◆ **RECORDS FOR THIS EXERCISE**:
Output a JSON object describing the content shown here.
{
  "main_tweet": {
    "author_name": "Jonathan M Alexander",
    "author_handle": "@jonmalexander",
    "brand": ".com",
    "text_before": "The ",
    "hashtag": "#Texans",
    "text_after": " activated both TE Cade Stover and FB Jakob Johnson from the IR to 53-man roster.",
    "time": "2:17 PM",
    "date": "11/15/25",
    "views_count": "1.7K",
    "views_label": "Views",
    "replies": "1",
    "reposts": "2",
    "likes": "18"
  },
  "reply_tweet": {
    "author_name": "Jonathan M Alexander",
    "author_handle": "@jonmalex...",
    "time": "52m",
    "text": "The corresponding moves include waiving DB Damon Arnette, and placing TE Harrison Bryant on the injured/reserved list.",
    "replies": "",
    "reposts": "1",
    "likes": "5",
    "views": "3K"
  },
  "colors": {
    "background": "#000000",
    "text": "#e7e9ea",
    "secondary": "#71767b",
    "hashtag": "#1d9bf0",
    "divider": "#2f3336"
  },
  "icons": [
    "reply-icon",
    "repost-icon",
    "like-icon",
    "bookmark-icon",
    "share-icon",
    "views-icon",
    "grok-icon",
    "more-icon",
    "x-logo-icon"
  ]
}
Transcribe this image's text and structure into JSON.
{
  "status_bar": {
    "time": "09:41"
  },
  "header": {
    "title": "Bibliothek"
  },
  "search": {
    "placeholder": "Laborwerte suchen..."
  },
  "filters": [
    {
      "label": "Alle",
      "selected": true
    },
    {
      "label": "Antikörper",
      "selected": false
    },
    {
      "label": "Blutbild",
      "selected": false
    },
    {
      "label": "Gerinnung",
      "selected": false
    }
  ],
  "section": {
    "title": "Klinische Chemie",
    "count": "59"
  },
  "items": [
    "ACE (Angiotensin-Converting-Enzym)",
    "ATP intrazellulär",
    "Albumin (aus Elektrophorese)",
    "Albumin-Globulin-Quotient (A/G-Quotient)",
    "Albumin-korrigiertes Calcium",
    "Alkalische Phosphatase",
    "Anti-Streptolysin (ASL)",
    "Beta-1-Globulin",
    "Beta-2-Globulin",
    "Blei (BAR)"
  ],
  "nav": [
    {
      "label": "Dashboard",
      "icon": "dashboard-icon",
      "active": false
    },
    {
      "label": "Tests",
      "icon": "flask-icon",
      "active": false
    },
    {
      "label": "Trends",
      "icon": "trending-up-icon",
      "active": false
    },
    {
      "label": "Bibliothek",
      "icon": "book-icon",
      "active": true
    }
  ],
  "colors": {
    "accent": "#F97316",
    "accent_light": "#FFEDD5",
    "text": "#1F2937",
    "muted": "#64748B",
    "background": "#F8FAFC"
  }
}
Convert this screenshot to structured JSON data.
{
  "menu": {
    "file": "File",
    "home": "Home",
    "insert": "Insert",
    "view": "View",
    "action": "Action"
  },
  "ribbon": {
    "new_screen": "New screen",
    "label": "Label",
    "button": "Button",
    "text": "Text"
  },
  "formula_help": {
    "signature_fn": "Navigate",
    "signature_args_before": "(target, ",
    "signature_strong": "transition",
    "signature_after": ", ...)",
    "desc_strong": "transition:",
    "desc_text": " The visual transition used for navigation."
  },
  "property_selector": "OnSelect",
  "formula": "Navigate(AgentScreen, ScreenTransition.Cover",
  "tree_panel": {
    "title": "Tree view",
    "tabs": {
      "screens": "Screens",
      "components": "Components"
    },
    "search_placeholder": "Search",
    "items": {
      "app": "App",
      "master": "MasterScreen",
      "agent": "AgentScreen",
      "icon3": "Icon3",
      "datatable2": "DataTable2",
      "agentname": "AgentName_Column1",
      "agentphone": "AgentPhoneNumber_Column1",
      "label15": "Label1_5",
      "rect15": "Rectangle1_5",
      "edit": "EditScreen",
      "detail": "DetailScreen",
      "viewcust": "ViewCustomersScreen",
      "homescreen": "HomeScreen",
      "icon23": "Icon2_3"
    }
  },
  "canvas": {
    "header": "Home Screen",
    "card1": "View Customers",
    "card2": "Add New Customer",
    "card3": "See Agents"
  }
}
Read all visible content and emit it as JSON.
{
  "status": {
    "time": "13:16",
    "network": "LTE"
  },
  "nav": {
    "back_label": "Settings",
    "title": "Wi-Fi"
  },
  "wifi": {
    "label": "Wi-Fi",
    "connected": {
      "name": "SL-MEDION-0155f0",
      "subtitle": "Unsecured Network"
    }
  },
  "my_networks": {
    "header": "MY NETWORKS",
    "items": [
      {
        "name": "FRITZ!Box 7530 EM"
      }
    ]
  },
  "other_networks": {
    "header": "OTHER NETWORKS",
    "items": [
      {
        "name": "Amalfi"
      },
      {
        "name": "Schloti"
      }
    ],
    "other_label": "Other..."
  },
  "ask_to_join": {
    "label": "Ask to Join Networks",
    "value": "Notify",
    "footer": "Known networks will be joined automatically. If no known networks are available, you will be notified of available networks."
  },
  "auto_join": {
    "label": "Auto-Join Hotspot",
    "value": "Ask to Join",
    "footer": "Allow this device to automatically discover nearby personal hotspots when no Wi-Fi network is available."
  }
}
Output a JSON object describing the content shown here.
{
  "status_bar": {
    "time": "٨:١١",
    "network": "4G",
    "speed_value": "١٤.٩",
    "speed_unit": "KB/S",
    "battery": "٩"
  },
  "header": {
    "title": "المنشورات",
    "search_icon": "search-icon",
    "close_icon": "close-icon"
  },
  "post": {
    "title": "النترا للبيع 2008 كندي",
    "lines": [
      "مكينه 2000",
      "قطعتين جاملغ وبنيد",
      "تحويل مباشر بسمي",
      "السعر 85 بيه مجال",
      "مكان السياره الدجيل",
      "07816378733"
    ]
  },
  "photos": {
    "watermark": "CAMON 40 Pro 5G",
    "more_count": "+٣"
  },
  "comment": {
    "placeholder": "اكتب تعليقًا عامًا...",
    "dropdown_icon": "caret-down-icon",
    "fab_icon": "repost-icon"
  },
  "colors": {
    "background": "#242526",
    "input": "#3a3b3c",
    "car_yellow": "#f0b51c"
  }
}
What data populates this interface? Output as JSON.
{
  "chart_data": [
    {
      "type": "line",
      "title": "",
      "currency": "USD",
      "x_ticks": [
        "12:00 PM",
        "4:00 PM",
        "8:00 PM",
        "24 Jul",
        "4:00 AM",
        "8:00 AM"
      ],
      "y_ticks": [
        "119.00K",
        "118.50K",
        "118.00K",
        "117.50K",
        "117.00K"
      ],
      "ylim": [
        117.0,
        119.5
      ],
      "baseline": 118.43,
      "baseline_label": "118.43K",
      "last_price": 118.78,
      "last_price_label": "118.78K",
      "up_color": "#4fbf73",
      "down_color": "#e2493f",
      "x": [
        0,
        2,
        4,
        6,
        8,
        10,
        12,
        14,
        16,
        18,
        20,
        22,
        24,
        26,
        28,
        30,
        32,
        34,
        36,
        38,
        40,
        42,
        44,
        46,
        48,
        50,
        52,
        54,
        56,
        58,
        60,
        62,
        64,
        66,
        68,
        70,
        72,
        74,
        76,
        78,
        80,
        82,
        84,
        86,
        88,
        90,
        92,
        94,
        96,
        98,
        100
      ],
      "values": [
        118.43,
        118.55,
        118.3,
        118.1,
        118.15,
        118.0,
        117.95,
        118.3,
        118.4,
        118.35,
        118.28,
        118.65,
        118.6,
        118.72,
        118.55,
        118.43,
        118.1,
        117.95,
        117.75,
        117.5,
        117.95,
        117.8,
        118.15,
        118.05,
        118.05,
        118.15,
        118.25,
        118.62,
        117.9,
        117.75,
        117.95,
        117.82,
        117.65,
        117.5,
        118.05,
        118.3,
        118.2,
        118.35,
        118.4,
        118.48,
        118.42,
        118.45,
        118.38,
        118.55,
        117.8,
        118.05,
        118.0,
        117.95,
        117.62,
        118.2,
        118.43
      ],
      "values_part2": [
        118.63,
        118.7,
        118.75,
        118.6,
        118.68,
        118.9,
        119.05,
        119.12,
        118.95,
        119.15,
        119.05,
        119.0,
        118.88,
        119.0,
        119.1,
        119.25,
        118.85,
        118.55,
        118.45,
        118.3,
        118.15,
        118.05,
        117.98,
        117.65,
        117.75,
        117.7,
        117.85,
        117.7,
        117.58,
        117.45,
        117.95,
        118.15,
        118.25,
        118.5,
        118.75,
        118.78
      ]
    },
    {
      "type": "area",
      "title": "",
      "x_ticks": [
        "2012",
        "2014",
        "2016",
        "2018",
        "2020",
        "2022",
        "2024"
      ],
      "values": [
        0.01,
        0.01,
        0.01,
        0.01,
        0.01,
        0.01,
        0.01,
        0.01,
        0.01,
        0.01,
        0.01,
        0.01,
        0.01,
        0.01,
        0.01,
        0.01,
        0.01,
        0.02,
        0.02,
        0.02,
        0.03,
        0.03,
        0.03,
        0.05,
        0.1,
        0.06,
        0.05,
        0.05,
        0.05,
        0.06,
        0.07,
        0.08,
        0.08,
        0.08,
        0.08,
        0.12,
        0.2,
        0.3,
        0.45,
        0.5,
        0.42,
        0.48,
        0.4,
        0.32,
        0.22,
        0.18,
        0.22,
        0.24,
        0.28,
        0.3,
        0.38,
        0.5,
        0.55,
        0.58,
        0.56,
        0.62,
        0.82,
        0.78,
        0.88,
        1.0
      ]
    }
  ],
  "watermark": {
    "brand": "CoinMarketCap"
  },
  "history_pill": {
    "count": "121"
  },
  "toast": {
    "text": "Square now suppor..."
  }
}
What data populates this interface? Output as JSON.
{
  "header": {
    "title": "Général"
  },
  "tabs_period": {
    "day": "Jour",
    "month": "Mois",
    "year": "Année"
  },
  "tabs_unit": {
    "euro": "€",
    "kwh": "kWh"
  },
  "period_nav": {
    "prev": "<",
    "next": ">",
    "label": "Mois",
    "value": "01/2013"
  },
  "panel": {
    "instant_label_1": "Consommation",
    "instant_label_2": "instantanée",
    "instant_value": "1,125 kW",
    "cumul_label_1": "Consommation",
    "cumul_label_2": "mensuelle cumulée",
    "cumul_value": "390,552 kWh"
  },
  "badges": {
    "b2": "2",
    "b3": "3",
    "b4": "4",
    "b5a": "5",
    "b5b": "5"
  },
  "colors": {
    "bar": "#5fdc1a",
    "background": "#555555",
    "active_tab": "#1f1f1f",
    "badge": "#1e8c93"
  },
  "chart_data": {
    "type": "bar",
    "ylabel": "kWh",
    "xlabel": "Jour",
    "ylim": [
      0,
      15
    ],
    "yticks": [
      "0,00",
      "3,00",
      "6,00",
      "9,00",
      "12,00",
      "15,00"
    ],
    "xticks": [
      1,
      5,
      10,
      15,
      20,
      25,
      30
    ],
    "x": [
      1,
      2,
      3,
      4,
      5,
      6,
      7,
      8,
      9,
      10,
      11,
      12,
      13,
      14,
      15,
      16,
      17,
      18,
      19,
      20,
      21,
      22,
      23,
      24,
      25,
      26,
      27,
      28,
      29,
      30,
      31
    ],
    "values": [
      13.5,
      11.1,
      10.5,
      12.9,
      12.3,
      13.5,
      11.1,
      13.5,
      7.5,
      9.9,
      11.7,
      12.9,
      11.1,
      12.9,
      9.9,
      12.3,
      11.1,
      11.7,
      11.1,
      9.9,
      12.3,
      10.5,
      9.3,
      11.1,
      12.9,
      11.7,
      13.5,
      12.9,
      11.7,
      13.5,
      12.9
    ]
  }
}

◆ **DIRECTION**:
Scan the material above for the word "time". Copy each line where it occurs.

◆ **WRITTEN ANSWER**:
    "time": "2:17 PM",
    "time": "52m",
    "time": "09:41"
    "time": "13:16",
    "time": "٨:١١",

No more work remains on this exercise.